| EXCERPTED RECORDS |
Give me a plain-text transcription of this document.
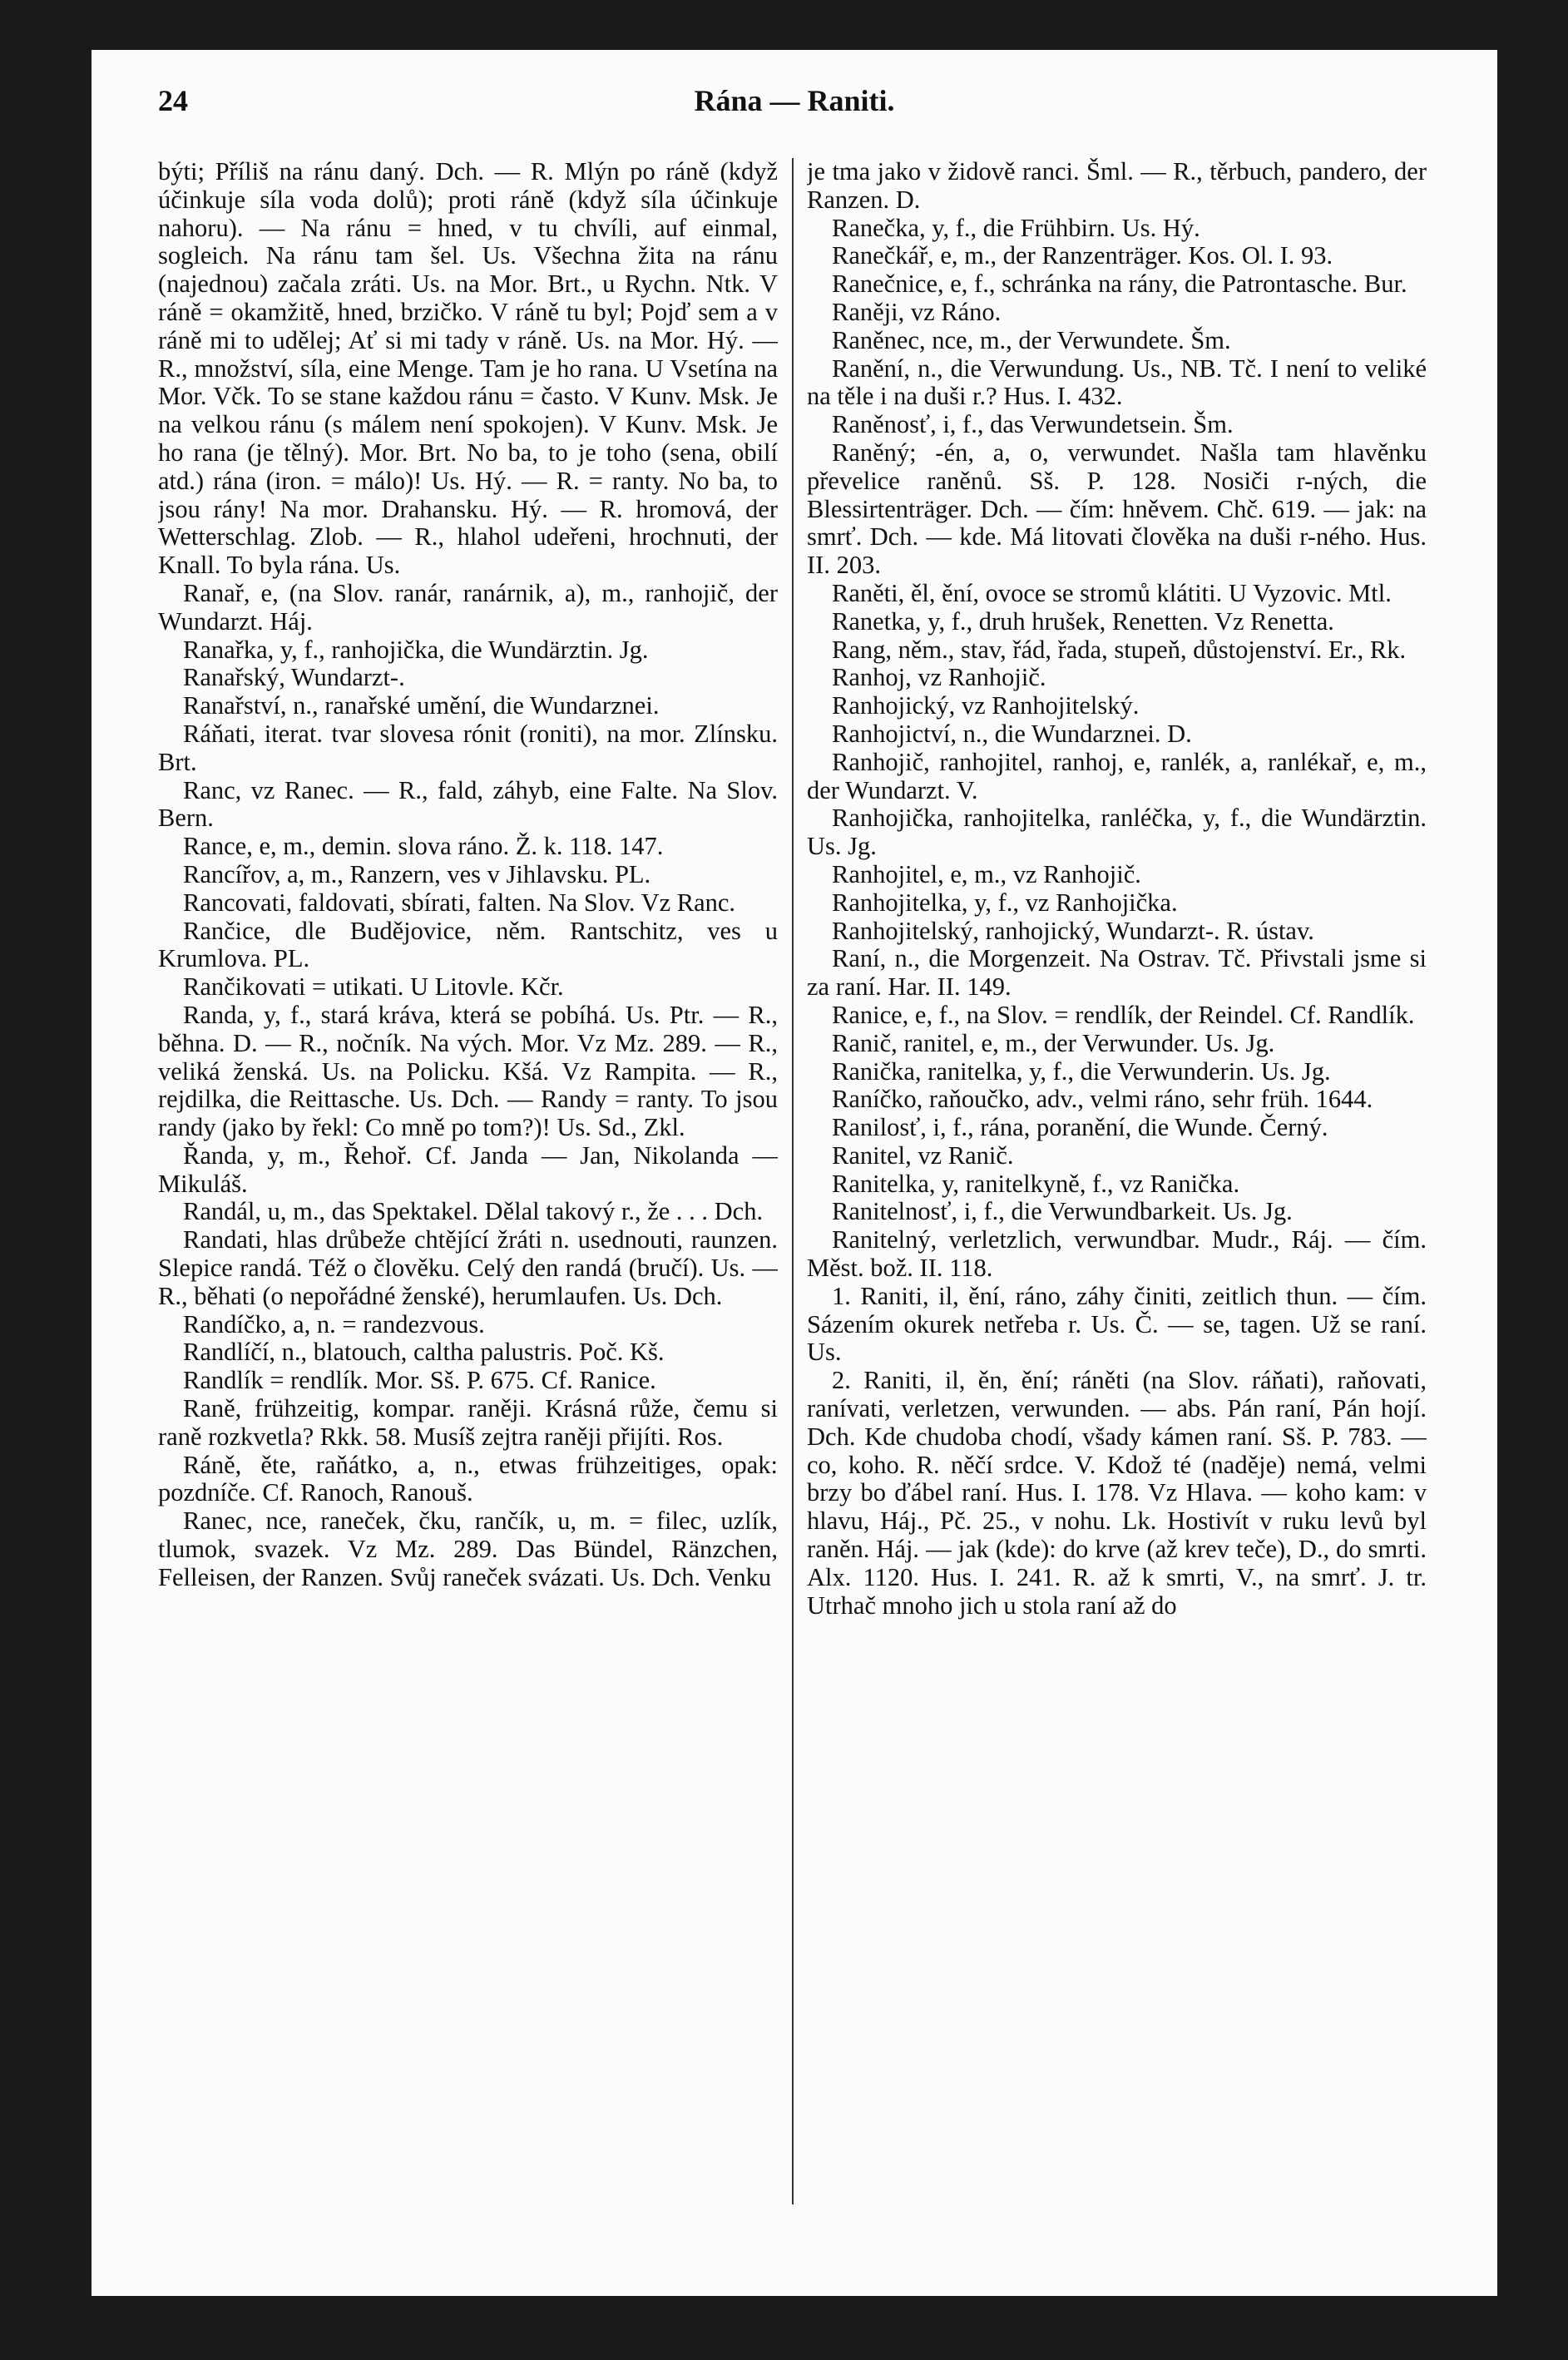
24	Rána — Raniti.

býti; Příliš na ránu daný. Dch. — R. Mlýn po ráně (když účinkuje síla voda dolů); proti ráně (když síla účinkuje nahoru). — Na ránu = hned, v tu chvíli, auf einmal, sogleich. Na ránu tam šel. Us. Všechna žita na ránu (najednou) začala zráti. Us. na Mor. Brt., u Rychn. Ntk. V ráně = okamžitě, hned, brzičko. V ráně tu byl; Pojď sem a v ráně mi to udělej; Ať si mi tady v ráně. Us. na Mor. Hý. — R., množství, síla, eine Menge. Tam je ho rana. U Vsetína na Mor. Včk. To se stane každou ránu = často. V Kunv. Msk. Je na velkou ránu (s málem není spokojen). V Kunv. Msk. Je ho rana (je tělný). Mor. Brt. No ba, to je toho (sena, obilí atd.) rána (iron. = málo)! Us. Hý. — R. = ranty. No ba, to jsou rány! Na mor. Drahansku. Hý. — R. hromová, der Wetterschlag. Zlob. — R., hlahol udeřeni, hrochnuti, der Knall. To byla rána. Us.

Ranař, e, (na Slov. ranár, ranárnik, a), m., ranhojič, der Wundarzt. Háj.

Ranařka, y, f., ranhojička, die Wundärztin. Jg.

Ranařský, Wundarzt-.

Ranařství, n., ranařské umění, die Wundarznei.

Ráňati, iterat. tvar slovesa rónit (roniti), na mor. Zlínsku. Brt.

Ranc, vz Ranec. — R., fald, záhyb, eine Falte. Na Slov. Bern.

Rance, e, m., demin. slova ráno. Ž. k. 118. 147.

Rancířov, a, m., Ranzern, ves v Jihlavsku. PL.

Rancovati, faldovati, sbírati, falten. Na Slov. Vz Ranc.

Rančice, dle Budějovice, něm. Rantschitz, ves u Krumlova. PL.

Rančikovati = utikati. U Litovle. Kčr.

Randa, y, f., stará kráva, která se pobíhá. Us. Ptr. — R., běhna. D. — R., nočník. Na vých. Mor. Vz Mz. 289. — R., veliká ženská. Us. na Policku. Kšá. Vz Rampita. — R., rejdilka, die Reittasche. Us. Dch. — Randy = ranty. To jsou randy (jako by řekl: Co mně po tom?)! Us. Sd., Zkl.

Řanda, y, m., Řehoř. Cf. Janda — Jan, Nikolanda — Mikuláš.

Randál, u, m., das Spektakel. Dělal takový r., že . . . Dch.

Randati, hlas drůbeže chtějící žráti n. usednouti, raunzen. Slepice randá. Též o člověku. Celý den randá (bručí). Us. — R., běhati (o nepořádné ženské), herumlaufen. Us. Dch.

Randíčko, a, n. = randezvous.

Randlíčí, n., blatouch, caltha palustris. Poč. Kš.

Randlík = rendlík. Mor. Sš. P. 675. Cf. Ranice.

Raně, frühzeitig, kompar. raněji. Krásná růže, čemu si raně rozkvetla? Rkk. 58. Musíš zejtra raněji přijíti. Ros.

Ráně, ěte, raňátko, a, n., etwas frühzeitiges, opak: pozdníče. Cf. Ranoch, Ranouš.

Ranec, nce, raneček, čku, rančík, u, m. = filec, uzlík, tlumok, svazek. Vz Mz. 289. Das Bündel, Ränzchen, Felleisen, der Ranzen. Svůj raneček svázati. Us. Dch. Venku

je tma jako v židově ranci. Šml. — R., těrbuch, pandero, der Ranzen. D.

Ranečka, y, f., die Frühbirn. Us. Hý.

Ranečkář, e, m., der Ranzenträger. Kos. Ol. I. 93.

Ranečnice, e, f., schránka na rány, die Patrontasche. Bur.

Raněji, vz Ráno.

Raněnec, nce, m., der Verwundete. Šm.

Ranění, n., die Verwundung. Us., NB. Tč. I není to veliké na těle i na duši r.? Hus. I. 432.

Raněnosť, i, f., das Verwundetsein. Šm.

Raněný; -én, a, o, verwundet. Našla tam hlavěnku převelice raněnů. Sš. P. 128. Nosiči r-ných, die Blessirtenträger. Dch. — čím: hněvem. Chč. 619. — jak: na smrť. Dch. — kde. Má litovati člověka na duši r-ného. Hus. II. 203.

Raněti, ěl, ění, ovoce se stromů klátiti. U Vyzovic. Mtl.

Ranetka, y, f., druh hrušek, Renetten. Vz Renetta.

Rang, něm., stav, řád, řada, stupeň, důstojenství. Er., Rk.

Ranhoj, vz Ranhojič.

Ranhojický, vz Ranhojitelský.

Ranhojictví, n., die Wundarznei. D.

Ranhojič, ranhojitel, ranhoj, e, ranlék, a, ranlékař, e, m., der Wundarzt. V.

Ranhojička, ranhojitelka, ranléčka, y, f., die Wundärztin. Us. Jg.

Ranhojitel, e, m., vz Ranhojič.

Ranhojitelka, y, f., vz Ranhojička.

Ranhojitelský, ranhojický, Wundarzt-. R. ústav.

Raní, n., die Morgenzeit. Na Ostrav. Tč. Přivstali jsme si za raní. Har. II. 149.

Ranice, e, f., na Slov. = rendlík, der Reindel. Cf. Randlík.

Ranič, ranitel, e, m., der Verwunder. Us. Jg.

Ranička, ranitelka, y, f., die Verwunderin. Us. Jg.

Raníčko, raňoučko, adv., velmi ráno, sehr früh. 1644.

Ranilosť, i, f., rána, poranění, die Wunde. Černý.

Ranitel, vz Ranič.

Ranitelka, y, ranitelkyně, f., vz Ranička.

Ranitelnosť, i, f., die Verwundbarkeit. Us. Jg.

Ranitelný, verletzlich, verwundbar. Mudr., Ráj. — čím. Měst. bož. II. 118.

1. Raniti, il, ění, ráno, záhy činiti, zeitlich thun. — čím. Sázením okurek netřeba r. Us. Č. — se, tagen. Už se raní. Us.

2. Raniti, il, ěn, ění; ráněti (na Slov. ráňati), raňovati, ranívati, verletzen, verwunden. — abs. Pán raní, Pán hojí. Dch. Kde chudoba chodí, všady kámen raní. Sš. P. 783. — co, koho. R. něčí srdce. V. Kdož té (naděje) nemá, velmi brzy bo ďábel raní. Hus. I. 178. Vz Hlava. — koho kam: v hlavu, Háj., Pč. 25., v nohu. Lk. Hostivít v ruku levů byl raněn. Háj. — jak (kde): do krve (až krev teče), D., do smrti. Alx. 1120. Hus. I. 241. R. až k smrti, V., na smrť. J. tr. Utrhač mnoho jich u stola raní až do
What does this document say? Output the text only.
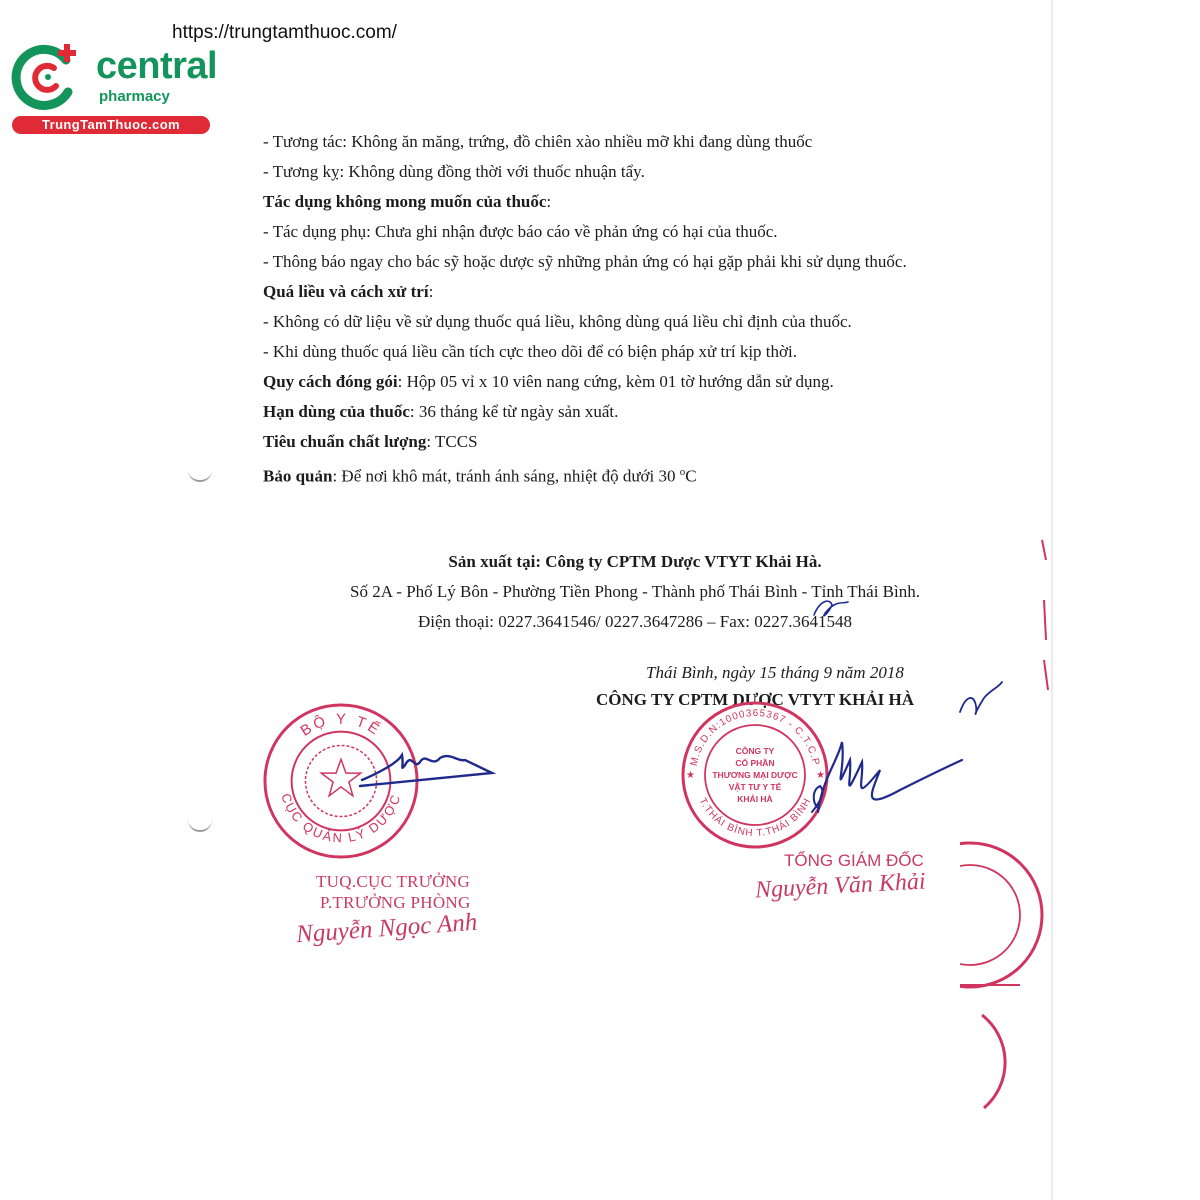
https://trungtamthuoc.com/
central
pharmacy
TrungTamThuoc.com
- Tương tác: Không ăn măng, trứng, đồ chiên xào nhiều mỡ khi đang dùng thuốc
- Tương kỵ: Không dùng đồng thời với thuốc nhuận tẩy.
Tác dụng không mong muốn của thuốc:
- Tác dụng phụ: Chưa ghi nhận được báo cáo về phản ứng có hại của thuốc.
- Thông báo ngay cho bác sỹ hoặc dược sỹ những phản ứng có hại gặp phải khi sử dụng thuốc.
Quá liều và cách xử trí:
- Không có dữ liệu về sử dụng thuốc quá liều, không dùng quá liều chỉ định của thuốc.
- Khi dùng thuốc quá liều cần tích cực theo dõi để có biện pháp xử trí kịp thời.
Quy cách đóng gói: Hộp 05 vỉ x 10 viên nang cứng, kèm 01 tờ hướng dẫn sử dụng.
Hạn dùng của thuốc: 36 tháng kể từ ngày sản xuất.
Tiêu chuẩn chất lượng: TCCS
Bảo quản: Để nơi khô mát, tránh ánh sáng, nhiệt độ dưới 30 $^o$C
Sản xuất tại: Công ty CPTM Dược VTYT Khải Hà.
Số 2A - Phố Lý Bôn - Phường Tiền Phong - Thành phố Thái Bình - Tỉnh Thái Bình.
Điện thoại: 0227.3641546/ 0227.3647286 – Fax: 0227.3641548
Thái Bình, ngày 15 tháng 9 năm 2018
CÔNG TY CPTM DƯỢC VTYT KHẢI HÀ
BỘ Y TẾ
CỤC QUẢN LÝ DƯỢC
M.S.D.N:1000365367 - C.T.C.P
T.THÁI BÌNH T.THÁI BÌNH
CÔNG TY
CỔ PHẦN
THƯƠNG MẠI DƯỢC
VẬT TƯ Y TẾ
KHẢI HÀ
★	★
TUQ.CỤC TRƯỞNG
P.TRƯỞNG PHÒNG
Nguyễn Ngọc Anh
TỔNG GIÁM ĐỐC
Nguyễn Văn Khải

| WORK INSTRUCTIONS |
Return all lines containing "text".

| FINAL ANSWER |
Give me a plain-text transcription of this document.
What does this document say? Output the text only.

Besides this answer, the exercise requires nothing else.